→ **PROMPT**: Return every line of the data below that includes the string "this".

→ **LISTED RECORDS**:

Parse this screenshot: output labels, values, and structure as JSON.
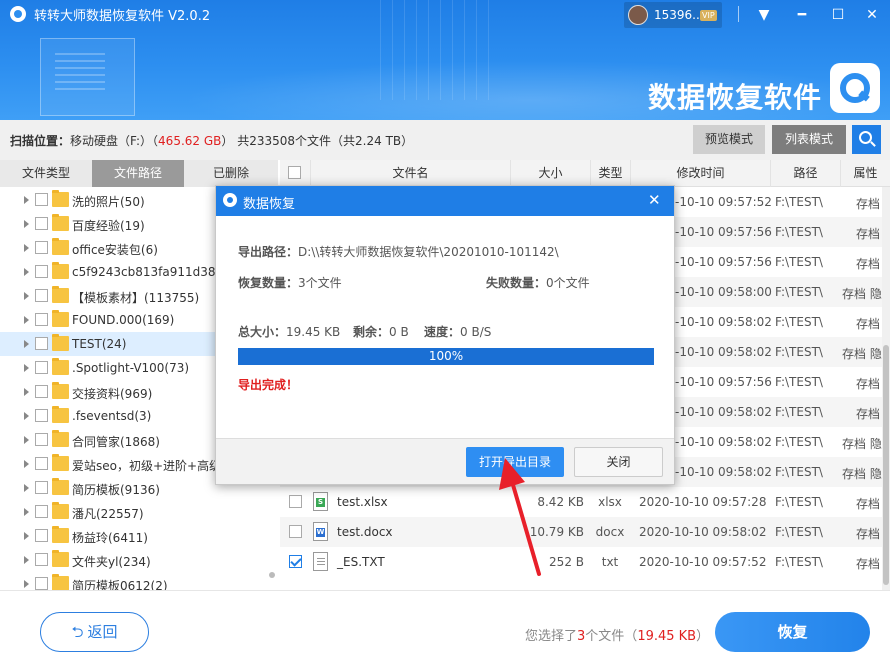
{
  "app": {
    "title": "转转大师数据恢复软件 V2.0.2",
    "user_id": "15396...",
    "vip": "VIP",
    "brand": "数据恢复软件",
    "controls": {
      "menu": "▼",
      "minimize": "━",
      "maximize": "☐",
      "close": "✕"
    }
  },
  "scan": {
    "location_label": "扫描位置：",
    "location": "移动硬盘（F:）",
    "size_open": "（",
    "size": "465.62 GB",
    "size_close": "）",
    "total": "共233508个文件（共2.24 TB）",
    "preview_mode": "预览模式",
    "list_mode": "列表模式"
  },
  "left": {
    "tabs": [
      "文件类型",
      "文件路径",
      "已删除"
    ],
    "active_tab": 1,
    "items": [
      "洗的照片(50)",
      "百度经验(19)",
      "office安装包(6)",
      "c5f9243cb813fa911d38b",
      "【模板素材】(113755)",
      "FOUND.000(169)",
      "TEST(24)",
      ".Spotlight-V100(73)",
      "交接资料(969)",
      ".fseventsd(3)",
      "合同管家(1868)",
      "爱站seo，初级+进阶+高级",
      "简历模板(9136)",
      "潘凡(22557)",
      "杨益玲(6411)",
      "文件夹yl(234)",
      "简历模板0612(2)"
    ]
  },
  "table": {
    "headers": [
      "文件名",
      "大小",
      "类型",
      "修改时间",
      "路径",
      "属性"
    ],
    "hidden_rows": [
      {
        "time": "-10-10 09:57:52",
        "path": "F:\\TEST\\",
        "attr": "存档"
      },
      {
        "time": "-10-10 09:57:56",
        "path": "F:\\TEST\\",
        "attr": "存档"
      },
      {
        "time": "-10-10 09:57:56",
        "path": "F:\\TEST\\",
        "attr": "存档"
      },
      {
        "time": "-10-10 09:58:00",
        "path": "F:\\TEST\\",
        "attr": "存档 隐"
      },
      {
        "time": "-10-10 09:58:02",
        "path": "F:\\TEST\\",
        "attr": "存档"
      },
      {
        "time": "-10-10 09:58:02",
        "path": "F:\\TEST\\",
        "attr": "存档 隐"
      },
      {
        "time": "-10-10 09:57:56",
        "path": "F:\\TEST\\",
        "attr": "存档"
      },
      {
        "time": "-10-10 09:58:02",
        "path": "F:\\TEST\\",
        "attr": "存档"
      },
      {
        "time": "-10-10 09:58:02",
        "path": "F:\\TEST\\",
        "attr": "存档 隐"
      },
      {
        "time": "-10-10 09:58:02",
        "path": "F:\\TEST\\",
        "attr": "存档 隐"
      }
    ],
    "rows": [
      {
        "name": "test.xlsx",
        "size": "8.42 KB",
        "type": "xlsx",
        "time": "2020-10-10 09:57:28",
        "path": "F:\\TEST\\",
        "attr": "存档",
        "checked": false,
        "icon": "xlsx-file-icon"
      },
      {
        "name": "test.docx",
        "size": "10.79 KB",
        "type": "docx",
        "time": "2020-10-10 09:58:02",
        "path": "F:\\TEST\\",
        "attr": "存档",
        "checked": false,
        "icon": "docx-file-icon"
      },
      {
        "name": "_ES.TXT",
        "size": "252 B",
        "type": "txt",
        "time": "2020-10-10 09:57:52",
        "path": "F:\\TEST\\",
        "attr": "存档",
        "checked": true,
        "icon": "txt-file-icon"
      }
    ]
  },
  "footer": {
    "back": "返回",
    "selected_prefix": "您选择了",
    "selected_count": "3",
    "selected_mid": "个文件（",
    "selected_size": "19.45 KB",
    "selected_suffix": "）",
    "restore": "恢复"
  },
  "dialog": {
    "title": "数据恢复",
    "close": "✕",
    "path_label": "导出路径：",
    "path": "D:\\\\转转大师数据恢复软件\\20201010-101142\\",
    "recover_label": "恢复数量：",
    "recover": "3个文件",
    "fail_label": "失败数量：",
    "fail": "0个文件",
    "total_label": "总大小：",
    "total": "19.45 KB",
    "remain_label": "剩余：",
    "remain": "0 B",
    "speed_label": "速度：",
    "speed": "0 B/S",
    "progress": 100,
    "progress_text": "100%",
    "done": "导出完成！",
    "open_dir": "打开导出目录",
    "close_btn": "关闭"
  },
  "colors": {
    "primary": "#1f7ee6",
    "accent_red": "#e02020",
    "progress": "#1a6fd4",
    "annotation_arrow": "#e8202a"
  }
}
==
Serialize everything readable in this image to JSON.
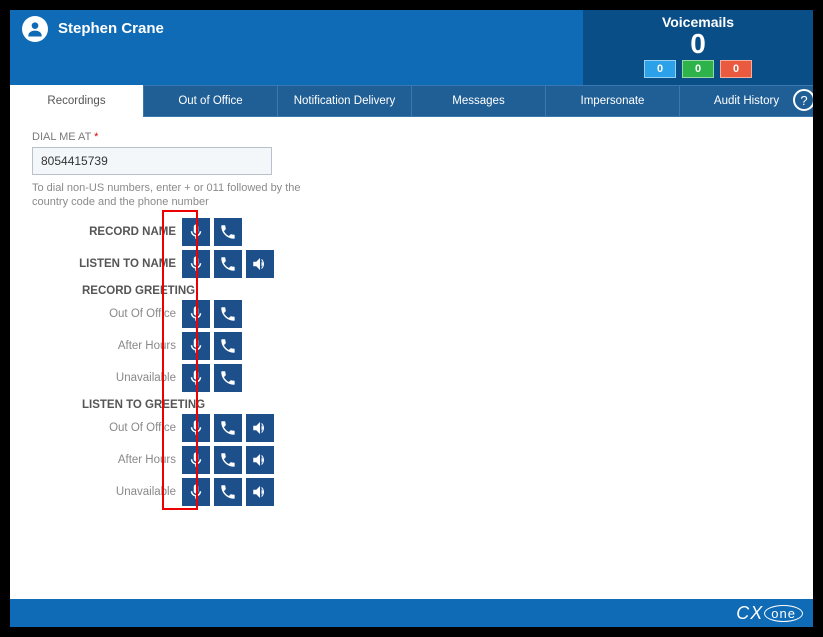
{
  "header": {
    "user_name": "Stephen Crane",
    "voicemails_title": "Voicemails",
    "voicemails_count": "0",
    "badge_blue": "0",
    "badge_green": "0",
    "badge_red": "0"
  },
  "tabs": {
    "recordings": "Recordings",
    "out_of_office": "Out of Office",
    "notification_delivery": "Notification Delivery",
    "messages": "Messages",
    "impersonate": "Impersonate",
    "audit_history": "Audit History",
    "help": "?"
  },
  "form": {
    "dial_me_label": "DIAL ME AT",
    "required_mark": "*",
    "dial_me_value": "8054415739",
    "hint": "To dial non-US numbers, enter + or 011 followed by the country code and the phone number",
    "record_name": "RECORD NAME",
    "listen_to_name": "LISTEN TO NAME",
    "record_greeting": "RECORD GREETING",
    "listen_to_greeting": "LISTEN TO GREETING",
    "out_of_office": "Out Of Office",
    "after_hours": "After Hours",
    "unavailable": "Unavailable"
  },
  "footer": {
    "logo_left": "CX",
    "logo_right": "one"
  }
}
==
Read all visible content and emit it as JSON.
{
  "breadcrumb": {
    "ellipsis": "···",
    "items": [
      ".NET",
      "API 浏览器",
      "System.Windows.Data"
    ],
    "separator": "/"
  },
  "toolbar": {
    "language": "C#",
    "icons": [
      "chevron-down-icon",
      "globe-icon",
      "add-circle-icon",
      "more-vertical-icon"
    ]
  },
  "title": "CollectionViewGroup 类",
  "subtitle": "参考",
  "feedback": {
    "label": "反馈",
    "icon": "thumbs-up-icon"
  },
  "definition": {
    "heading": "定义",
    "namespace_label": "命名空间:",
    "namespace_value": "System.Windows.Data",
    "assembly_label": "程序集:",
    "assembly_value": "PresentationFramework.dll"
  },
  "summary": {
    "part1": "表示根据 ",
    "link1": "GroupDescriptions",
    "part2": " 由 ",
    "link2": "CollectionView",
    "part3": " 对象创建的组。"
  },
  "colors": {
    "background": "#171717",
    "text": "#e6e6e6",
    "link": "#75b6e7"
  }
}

→ **REPLY TO THE EXERCISE**:
Parse this screenshot: output labels, values, and structure as JSON.
Serialize everything readable in this image to JSON.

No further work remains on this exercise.